Stored data:
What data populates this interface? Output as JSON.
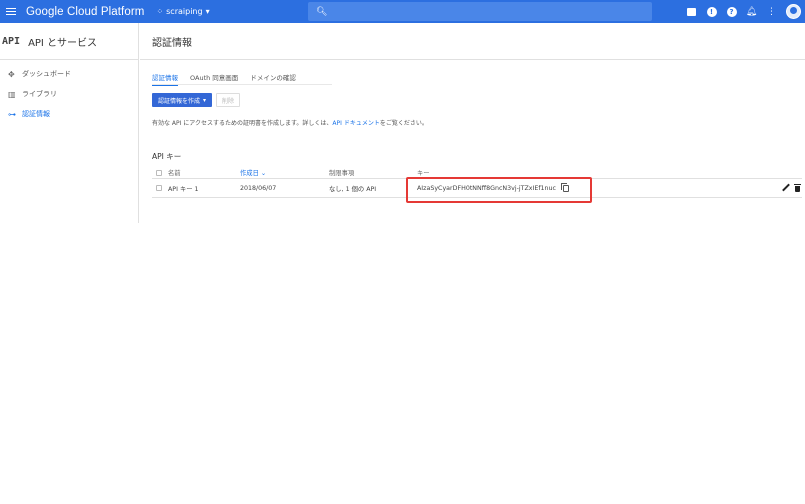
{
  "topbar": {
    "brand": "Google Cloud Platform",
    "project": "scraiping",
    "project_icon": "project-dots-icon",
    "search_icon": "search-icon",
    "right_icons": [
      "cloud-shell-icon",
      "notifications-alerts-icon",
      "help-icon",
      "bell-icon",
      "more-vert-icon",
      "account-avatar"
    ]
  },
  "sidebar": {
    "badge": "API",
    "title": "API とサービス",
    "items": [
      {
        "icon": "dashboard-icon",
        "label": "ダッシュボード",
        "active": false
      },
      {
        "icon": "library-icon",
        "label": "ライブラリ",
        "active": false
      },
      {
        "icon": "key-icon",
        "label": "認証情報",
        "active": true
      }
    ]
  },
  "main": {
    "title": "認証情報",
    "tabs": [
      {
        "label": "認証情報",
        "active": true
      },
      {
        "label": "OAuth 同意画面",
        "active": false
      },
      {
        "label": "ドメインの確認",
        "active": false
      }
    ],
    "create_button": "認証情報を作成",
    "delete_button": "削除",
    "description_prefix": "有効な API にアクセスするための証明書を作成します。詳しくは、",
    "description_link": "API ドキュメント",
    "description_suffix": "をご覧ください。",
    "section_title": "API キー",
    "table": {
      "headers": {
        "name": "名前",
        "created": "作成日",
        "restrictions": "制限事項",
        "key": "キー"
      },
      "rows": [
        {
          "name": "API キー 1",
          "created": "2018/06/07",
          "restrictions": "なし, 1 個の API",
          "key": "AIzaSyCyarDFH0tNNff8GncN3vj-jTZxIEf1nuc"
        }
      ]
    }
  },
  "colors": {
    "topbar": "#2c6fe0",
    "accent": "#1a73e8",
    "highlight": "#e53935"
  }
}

---

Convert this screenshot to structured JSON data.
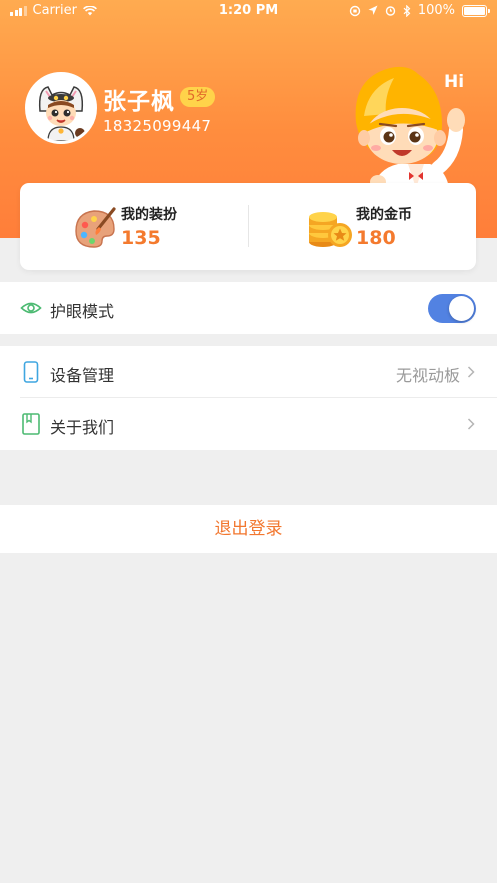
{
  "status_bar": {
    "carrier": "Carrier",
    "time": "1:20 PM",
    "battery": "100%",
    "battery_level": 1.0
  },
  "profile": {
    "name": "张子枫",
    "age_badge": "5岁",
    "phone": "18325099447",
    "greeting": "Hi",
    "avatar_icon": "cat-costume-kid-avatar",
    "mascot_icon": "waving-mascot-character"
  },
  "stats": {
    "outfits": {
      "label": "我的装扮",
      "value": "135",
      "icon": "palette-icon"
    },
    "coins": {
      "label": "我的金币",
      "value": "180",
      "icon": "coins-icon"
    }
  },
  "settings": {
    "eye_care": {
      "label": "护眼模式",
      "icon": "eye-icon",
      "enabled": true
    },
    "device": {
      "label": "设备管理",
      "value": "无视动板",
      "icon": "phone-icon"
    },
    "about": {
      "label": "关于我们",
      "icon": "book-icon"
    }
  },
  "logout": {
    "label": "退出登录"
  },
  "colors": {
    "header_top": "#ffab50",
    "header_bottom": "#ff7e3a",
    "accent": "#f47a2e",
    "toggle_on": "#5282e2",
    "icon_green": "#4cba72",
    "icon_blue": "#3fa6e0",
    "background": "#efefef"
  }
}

- Goal
Some lines of the data may hold the word "label". Say how many do, with nothing else.

- Solution for this exercise
12